#### STATED PROBLEM
In your copy, repeat the records exactly and leave out the pictures.

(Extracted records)
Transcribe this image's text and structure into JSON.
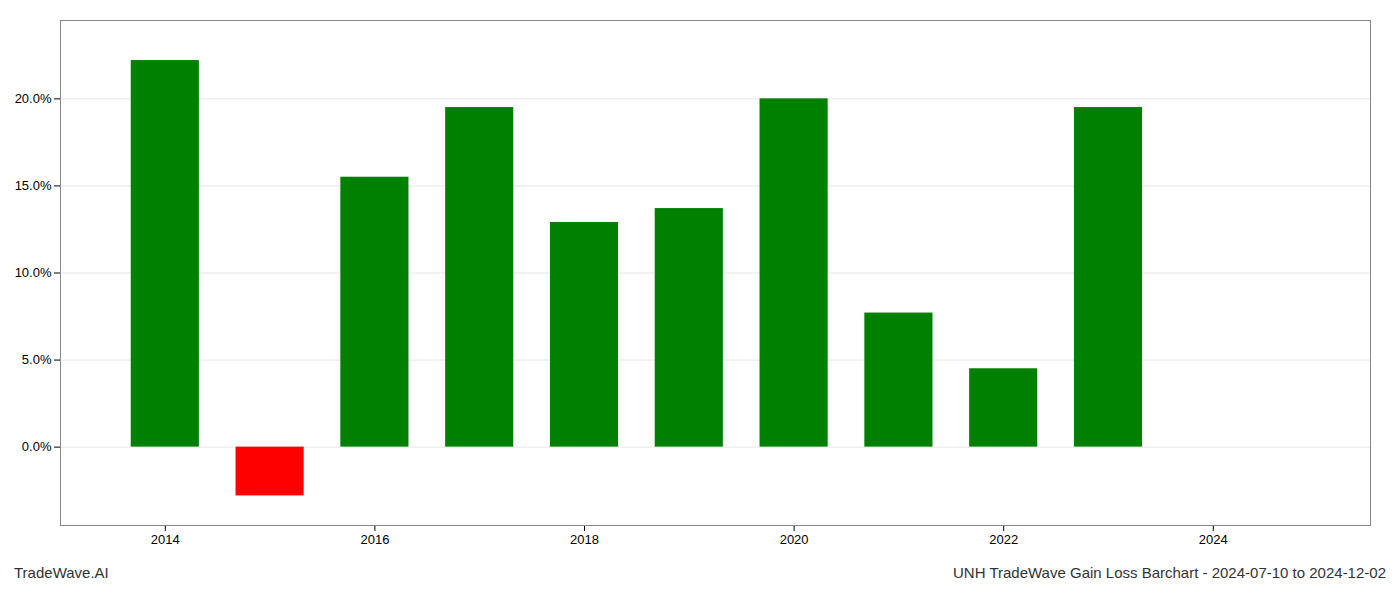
{
  "chart_data": {
    "type": "bar",
    "title": "UNH TradeWave Gain Loss Barchart - 2024-07-10 to 2024-12-02",
    "subtitle": "TradeWave.AI",
    "x": [
      2014,
      2015,
      2016,
      2017,
      2018,
      2019,
      2020,
      2021,
      2022,
      2023
    ],
    "values": [
      0.222,
      -0.028,
      0.155,
      0.195,
      0.129,
      0.137,
      0.2,
      0.077,
      0.045,
      0.195
    ],
    "colors": [
      "#008000",
      "#ff0000",
      "#008000",
      "#008000",
      "#008000",
      "#008000",
      "#008000",
      "#008000",
      "#008000",
      "#008000"
    ],
    "xlim": [
      2013.0,
      2025.5
    ],
    "xticks": [
      2014,
      2016,
      2018,
      2020,
      2022,
      2024
    ],
    "ylim": [
      -0.045,
      0.245
    ],
    "yticks": [
      {
        "value": 0.0,
        "label": "0.0%"
      },
      {
        "value": 0.05,
        "label": "5.0%"
      },
      {
        "value": 0.1,
        "label": "10.0%"
      },
      {
        "value": 0.15,
        "label": "15.0%"
      },
      {
        "value": 0.2,
        "label": "20.0%"
      }
    ],
    "grid": true
  }
}
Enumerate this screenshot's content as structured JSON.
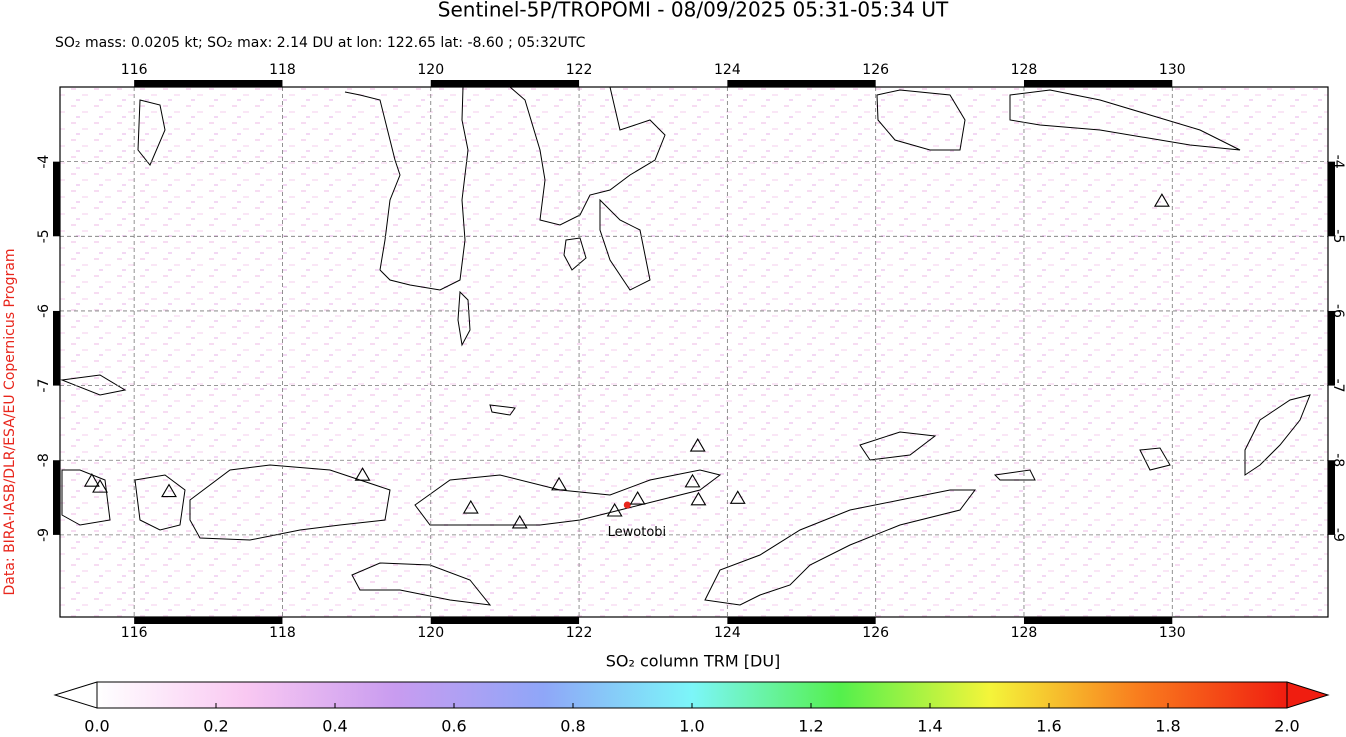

#### RESPONSE TO THE EXERCISE
Transcribe this image's text and structure into JSON.
{
  "chart_data": {
    "type": "bar",
    "title": "UNH TradeWave Gain Loss Barchart - 2024-07-10 to 2024-12-02",
    "subtitle": "TradeWave.AI",
    "x": [
      2014,
      2015,
      2016,
      2017,
      2018,
      2019,
      2020,
      2021,
      2022,
      2023
    ],
    "values": [
      0.222,
      -0.028,
      0.155,
      0.195,
      0.129,
      0.137,
      0.2,
      0.077,
      0.045,
      0.195
    ],
    "colors": [
      "#008000",
      "#ff0000",
      "#008000",
      "#008000",
      "#008000",
      "#008000",
      "#008000",
      "#008000",
      "#008000",
      "#008000"
    ],
    "xlim": [
      2013.0,
      2025.5
    ],
    "xticks": [
      2014,
      2016,
      2018,
      2020,
      2022,
      2024
    ],
    "ylim": [
      -0.045,
      0.245
    ],
    "yticks": [
      {
        "value": 0.0,
        "label": "0.0%"
      },
      {
        "value": 0.05,
        "label": "5.0%"
      },
      {
        "value": 0.1,
        "label": "10.0%"
      },
      {
        "value": 0.15,
        "label": "15.0%"
      },
      {
        "value": 0.2,
        "label": "20.0%"
      }
    ],
    "grid": true
  }
}
Enumerate this screenshot's content as structured JSON.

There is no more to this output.